Recorded data
- - - - - - -

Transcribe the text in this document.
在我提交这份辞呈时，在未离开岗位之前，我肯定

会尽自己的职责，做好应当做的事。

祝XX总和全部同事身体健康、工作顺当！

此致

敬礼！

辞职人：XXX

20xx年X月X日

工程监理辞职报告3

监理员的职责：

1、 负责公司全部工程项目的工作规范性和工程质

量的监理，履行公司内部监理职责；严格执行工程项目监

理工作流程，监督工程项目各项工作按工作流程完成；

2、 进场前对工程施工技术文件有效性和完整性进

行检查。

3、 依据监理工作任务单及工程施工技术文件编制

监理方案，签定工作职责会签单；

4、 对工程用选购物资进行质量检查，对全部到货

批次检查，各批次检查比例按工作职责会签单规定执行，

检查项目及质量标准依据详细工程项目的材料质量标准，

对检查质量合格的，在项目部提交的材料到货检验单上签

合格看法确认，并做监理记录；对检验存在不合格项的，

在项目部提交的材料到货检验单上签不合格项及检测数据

- - - - - - -

Problem to solve
Extract each record, keeping it identical to the original.

Reply
Transcribe the text in this document.
在我提交这份辞呈时，在未离开岗位之前，我肯定

会尽自己的职责，做好应当做的事。

祝XX总和全部同事身体健康、工作顺当！

此致

敬礼！

辞职人：XXX

20xx年X月X日

工程监理辞职报告3

监理员的职责：

1、 负责公司全部工程项目的工作规范性和工程质

量的监理，履行公司内部监理职责；严格执行工程项目监

理工作流程，监督工程项目各项工作按工作流程完成；

2、 进场前对工程施工技术文件有效性和完整性进

行检查。

3、 依据监理工作任务单及工程施工技术文件编制

监理方案，签定工作职责会签单；

4、 对工程用选购物资进行质量检查，对全部到货

批次检查，各批次检查比例按工作职责会签单规定执行，

检查项目及质量标准依据详细工程项目的材料质量标准，

对检查质量合格的，在项目部提交的材料到货检验单上签

合格看法确认，并做监理记录；对检验存在不合格项的，

在项目部提交的材料到货检验单上签不合格项及检测数据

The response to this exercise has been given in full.